● To be done
Write out each line exactly as it stands, please.

● Dataset records
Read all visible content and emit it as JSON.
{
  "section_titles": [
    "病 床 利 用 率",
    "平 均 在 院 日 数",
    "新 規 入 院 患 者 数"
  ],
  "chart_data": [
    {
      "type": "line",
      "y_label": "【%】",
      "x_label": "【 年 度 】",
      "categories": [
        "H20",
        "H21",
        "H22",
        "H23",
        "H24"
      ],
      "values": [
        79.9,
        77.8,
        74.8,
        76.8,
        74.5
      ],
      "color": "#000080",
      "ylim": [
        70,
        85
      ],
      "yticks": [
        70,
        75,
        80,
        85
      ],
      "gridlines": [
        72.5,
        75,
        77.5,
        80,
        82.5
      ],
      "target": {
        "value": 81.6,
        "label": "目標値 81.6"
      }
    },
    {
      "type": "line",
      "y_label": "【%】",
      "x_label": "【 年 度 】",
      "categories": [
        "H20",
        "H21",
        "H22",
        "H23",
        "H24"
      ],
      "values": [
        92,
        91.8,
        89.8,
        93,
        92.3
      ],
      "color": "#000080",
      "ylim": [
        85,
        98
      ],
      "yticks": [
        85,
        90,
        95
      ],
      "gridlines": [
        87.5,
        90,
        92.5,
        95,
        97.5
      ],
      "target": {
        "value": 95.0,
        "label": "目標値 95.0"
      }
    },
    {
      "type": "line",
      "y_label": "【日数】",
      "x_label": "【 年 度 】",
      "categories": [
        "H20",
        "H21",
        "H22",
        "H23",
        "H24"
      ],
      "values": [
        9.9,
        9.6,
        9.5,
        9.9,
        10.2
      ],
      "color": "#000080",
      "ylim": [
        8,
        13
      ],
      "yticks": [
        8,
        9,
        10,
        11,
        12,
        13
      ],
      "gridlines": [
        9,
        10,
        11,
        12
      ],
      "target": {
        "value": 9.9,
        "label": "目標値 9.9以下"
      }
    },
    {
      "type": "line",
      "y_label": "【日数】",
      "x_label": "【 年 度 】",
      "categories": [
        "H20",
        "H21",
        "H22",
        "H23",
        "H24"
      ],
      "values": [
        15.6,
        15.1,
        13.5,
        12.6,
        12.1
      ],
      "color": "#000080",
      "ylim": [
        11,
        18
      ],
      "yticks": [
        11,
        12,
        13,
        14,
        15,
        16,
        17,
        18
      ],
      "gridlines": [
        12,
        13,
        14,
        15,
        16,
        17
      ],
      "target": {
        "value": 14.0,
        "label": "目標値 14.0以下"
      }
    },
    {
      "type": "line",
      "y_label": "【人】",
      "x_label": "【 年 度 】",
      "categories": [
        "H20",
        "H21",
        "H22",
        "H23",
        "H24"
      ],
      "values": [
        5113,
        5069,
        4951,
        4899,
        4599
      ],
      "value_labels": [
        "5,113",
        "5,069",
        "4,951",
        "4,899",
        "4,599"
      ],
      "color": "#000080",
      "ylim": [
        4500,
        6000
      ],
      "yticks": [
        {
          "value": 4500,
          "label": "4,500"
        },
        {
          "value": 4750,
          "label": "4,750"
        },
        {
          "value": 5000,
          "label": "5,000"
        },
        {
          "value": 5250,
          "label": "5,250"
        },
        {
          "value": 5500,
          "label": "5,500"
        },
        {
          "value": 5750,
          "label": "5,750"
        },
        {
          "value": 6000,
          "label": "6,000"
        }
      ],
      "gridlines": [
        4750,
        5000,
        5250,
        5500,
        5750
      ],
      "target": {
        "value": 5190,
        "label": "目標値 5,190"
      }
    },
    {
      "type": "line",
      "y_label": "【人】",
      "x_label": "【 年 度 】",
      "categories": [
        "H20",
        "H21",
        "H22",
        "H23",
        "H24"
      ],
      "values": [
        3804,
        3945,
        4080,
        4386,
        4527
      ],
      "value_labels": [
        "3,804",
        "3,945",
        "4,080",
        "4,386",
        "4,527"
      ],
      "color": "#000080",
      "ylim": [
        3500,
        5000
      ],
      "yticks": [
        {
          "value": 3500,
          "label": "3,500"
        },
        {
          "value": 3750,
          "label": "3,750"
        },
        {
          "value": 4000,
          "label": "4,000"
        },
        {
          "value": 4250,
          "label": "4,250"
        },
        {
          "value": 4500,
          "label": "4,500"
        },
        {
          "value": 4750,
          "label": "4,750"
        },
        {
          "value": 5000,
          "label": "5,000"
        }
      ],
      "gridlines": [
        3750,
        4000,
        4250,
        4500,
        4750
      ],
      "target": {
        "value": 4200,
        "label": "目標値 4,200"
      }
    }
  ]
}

● Finished exercise
Read all visible content and emit it as JSON.
{
  "section_titles": [
    "病 床 利 用 率",
    "平 均 在 院 日 数",
    "新 規 入 院 患 者 数"
  ],
  "chart_data": [
    {
      "type": "line",
      "y_label": "【%】",
      "x_label": "【 年 度 】",
      "categories": [
        "H20",
        "H21",
        "H22",
        "H23",
        "H24"
      ],
      "values": [
        79.9,
        77.8,
        74.8,
        76.8,
        74.5
      ],
      "color": "#000080",
      "ylim": [
        70,
        85
      ],
      "yticks": [
        70,
        75,
        80,
        85
      ],
      "gridlines": [
        72.5,
        75,
        77.5,
        80,
        82.5
      ],
      "target": {
        "value": 81.6,
        "label": "目標値 81.6"
      }
    },
    {
      "type": "line",
      "y_label": "【%】",
      "x_label": "【 年 度 】",
      "categories": [
        "H20",
        "H21",
        "H22",
        "H23",
        "H24"
      ],
      "values": [
        92,
        91.8,
        89.8,
        93,
        92.3
      ],
      "color": "#000080",
      "ylim": [
        85,
        98
      ],
      "yticks": [
        85,
        90,
        95
      ],
      "gridlines": [
        87.5,
        90,
        92.5,
        95,
        97.5
      ],
      "target": {
        "value": 95.0,
        "label": "目標値 95.0"
      }
    },
    {
      "type": "line",
      "y_label": "【日数】",
      "x_label": "【 年 度 】",
      "categories": [
        "H20",
        "H21",
        "H22",
        "H23",
        "H24"
      ],
      "values": [
        9.9,
        9.6,
        9.5,
        9.9,
        10.2
      ],
      "color": "#000080",
      "ylim": [
        8,
        13
      ],
      "yticks": [
        8,
        9,
        10,
        11,
        12,
        13
      ],
      "gridlines": [
        9,
        10,
        11,
        12
      ],
      "target": {
        "value": 9.9,
        "label": "目標値 9.9以下"
      }
    },
    {
      "type": "line",
      "y_label": "【日数】",
      "x_label": "【 年 度 】",
      "categories": [
        "H20",
        "H21",
        "H22",
        "H23",
        "H24"
      ],
      "values": [
        15.6,
        15.1,
        13.5,
        12.6,
        12.1
      ],
      "color": "#000080",
      "ylim": [
        11,
        18
      ],
      "yticks": [
        11,
        12,
        13,
        14,
        15,
        16,
        17,
        18
      ],
      "gridlines": [
        12,
        13,
        14,
        15,
        16,
        17
      ],
      "target": {
        "value": 14.0,
        "label": "目標値 14.0以下"
      }
    },
    {
      "type": "line",
      "y_label": "【人】",
      "x_label": "【 年 度 】",
      "categories": [
        "H20",
        "H21",
        "H22",
        "H23",
        "H24"
      ],
      "values": [
        5113,
        5069,
        4951,
        4899,
        4599
      ],
      "value_labels": [
        "5,113",
        "5,069",
        "4,951",
        "4,899",
        "4,599"
      ],
      "color": "#000080",
      "ylim": [
        4500,
        6000
      ],
      "yticks": [
        {
          "value": 4500,
          "label": "4,500"
        },
        {
          "value": 4750,
          "label": "4,750"
        },
        {
          "value": 5000,
          "label": "5,000"
        },
        {
          "value": 5250,
          "label": "5,250"
        },
        {
          "value": 5500,
          "label": "5,500"
        },
        {
          "value": 5750,
          "label": "5,750"
        },
        {
          "value": 6000,
          "label": "6,000"
        }
      ],
      "gridlines": [
        4750,
        5000,
        5250,
        5500,
        5750
      ],
      "target": {
        "value": 5190,
        "label": "目標値 5,190"
      }
    },
    {
      "type": "line",
      "y_label": "【人】",
      "x_label": "【 年 度 】",
      "categories": [
        "H20",
        "H21",
        "H22",
        "H23",
        "H24"
      ],
      "values": [
        3804,
        3945,
        4080,
        4386,
        4527
      ],
      "value_labels": [
        "3,804",
        "3,945",
        "4,080",
        "4,386",
        "4,527"
      ],
      "color": "#000080",
      "ylim": [
        3500,
        5000
      ],
      "yticks": [
        {
          "value": 3500,
          "label": "3,500"
        },
        {
          "value": 3750,
          "label": "3,750"
        },
        {
          "value": 4000,
          "label": "4,000"
        },
        {
          "value": 4250,
          "label": "4,250"
        },
        {
          "value": 4500,
          "label": "4,500"
        },
        {
          "value": 4750,
          "label": "4,750"
        },
        {
          "value": 5000,
          "label": "5,000"
        }
      ],
      "gridlines": [
        3750,
        4000,
        4250,
        4500,
        4750
      ],
      "target": {
        "value": 4200,
        "label": "目標値 4,200"
      }
    }
  ]
}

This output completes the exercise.